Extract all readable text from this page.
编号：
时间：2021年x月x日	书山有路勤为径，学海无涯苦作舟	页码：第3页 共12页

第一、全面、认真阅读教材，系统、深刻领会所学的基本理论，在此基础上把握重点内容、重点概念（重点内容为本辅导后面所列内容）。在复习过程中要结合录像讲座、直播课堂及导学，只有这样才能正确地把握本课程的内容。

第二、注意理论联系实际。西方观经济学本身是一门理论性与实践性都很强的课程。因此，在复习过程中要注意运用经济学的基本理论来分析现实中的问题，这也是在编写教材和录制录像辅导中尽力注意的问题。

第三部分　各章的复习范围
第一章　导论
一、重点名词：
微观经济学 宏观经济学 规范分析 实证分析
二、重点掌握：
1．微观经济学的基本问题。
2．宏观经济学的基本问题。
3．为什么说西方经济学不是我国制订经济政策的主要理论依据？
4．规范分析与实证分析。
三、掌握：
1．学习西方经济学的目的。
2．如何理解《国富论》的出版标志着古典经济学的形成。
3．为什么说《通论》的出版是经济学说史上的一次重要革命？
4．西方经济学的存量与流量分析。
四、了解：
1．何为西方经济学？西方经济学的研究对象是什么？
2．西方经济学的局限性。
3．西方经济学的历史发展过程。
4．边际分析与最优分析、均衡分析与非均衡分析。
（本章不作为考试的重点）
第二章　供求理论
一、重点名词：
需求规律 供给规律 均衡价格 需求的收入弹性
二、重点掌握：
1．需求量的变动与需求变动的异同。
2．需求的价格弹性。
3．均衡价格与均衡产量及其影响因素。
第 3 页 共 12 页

*AIM OF THE EXERCISE*
Repeat every entry word for word.

*PROBLEM SOLUTION*
Extract all readable text from this page.
编号：
时间：2021年x月x日	书山有路勤为径，学海无涯苦作舟	页码：第3页 共12页

第一、全面、认真阅读教材，系统、深刻领会所学的基本理论，在此基础上把握重点内容、重点概念（重点内容为本辅导后面所列内容）。在复习过程中要结合录像讲座、直播课堂及导学，只有这样才能正确地把握本课程的内容。

第二、注意理论联系实际。西方观经济学本身是一门理论性与实践性都很强的课程。因此，在复习过程中要注意运用经济学的基本理论来分析现实中的问题，这也是在编写教材和录制录像辅导中尽力注意的问题。

第三部分　各章的复习范围
第一章　导论
一、重点名词：
微观经济学 宏观经济学 规范分析 实证分析
二、重点掌握：
1．微观经济学的基本问题。
2．宏观经济学的基本问题。
3．为什么说西方经济学不是我国制订经济政策的主要理论依据？
4．规范分析与实证分析。
三、掌握：
1．学习西方经济学的目的。
2．如何理解《国富论》的出版标志着古典经济学的形成。
3．为什么说《通论》的出版是经济学说史上的一次重要革命？
4．西方经济学的存量与流量分析。
四、了解：
1．何为西方经济学？西方经济学的研究对象是什么？
2．西方经济学的局限性。
3．西方经济学的历史发展过程。
4．边际分析与最优分析、均衡分析与非均衡分析。
（本章不作为考试的重点）
第二章　供求理论
一、重点名词：
需求规律 供给规律 均衡价格 需求的收入弹性
二、重点掌握：
1．需求量的变动与需求变动的异同。
2．需求的价格弹性。
3．均衡价格与均衡产量及其影响因素。
第 3 页 共 12 页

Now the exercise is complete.